### Dataset records

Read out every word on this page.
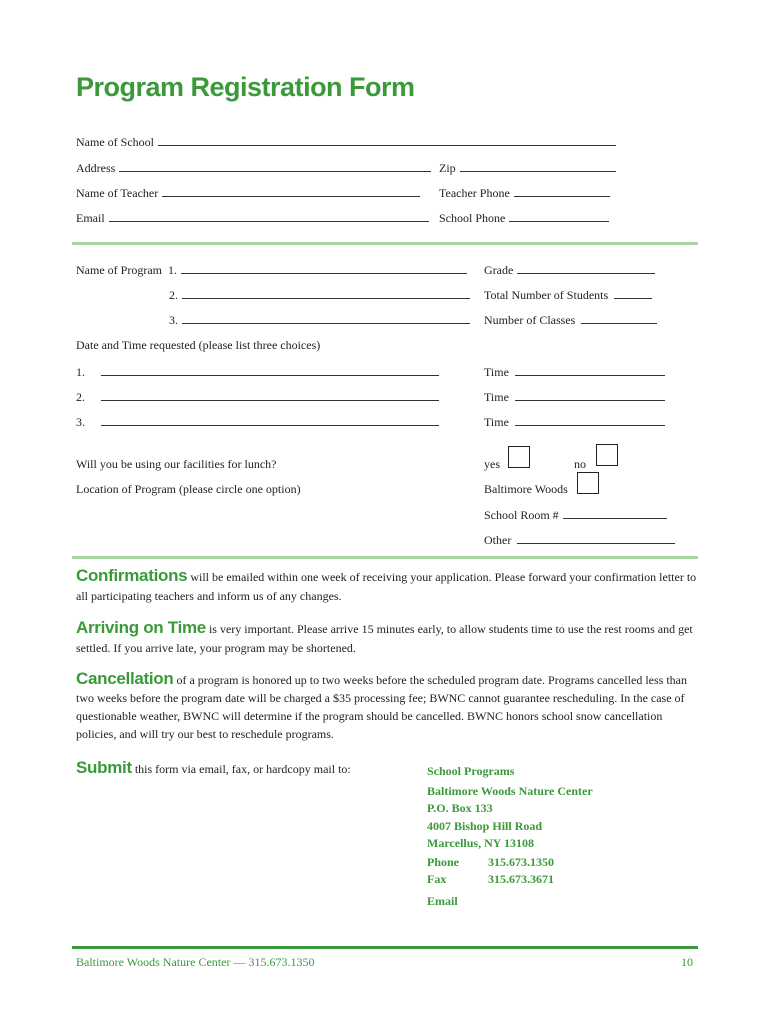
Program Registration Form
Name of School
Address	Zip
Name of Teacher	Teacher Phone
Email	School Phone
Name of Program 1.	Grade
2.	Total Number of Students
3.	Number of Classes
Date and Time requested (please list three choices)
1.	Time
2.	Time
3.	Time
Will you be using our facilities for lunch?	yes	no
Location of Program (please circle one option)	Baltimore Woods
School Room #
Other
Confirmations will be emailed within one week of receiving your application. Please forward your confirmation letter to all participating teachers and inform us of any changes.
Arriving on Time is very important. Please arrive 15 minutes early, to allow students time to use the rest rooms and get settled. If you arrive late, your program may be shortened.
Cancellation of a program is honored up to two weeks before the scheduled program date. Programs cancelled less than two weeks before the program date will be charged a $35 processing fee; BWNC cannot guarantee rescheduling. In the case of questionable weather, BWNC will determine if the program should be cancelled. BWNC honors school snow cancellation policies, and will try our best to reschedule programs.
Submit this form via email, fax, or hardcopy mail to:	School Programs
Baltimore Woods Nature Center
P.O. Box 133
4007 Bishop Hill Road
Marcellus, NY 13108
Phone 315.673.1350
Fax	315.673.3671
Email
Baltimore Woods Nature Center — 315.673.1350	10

...

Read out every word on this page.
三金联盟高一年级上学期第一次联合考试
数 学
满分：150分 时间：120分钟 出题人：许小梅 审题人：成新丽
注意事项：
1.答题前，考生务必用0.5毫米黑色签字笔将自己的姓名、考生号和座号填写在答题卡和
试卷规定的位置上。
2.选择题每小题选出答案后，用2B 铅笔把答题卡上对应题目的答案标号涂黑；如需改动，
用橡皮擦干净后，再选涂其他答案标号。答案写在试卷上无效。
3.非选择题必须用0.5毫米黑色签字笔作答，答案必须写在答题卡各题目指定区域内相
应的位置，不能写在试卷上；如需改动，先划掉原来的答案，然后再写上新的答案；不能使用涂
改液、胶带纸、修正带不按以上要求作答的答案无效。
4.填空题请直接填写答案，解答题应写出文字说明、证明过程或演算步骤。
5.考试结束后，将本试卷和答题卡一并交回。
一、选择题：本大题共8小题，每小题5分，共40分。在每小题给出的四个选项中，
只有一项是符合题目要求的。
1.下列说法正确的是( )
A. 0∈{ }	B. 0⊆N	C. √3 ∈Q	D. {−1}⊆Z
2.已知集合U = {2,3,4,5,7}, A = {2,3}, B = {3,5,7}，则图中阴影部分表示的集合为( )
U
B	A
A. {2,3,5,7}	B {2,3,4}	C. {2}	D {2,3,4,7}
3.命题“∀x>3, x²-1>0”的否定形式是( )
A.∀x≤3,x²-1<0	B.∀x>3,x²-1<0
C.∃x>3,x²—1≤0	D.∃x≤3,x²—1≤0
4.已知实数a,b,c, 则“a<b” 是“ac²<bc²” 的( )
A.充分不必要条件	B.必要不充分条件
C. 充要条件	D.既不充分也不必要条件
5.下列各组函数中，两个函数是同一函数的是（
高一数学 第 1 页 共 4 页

### Written request
From the entries above, extract each line containing "Woods".

### Final answer
Location of Program (please circle one option)	Baltimore Woods
Baltimore Woods Nature Center
Baltimore Woods Nature Center — 315.673.1350	10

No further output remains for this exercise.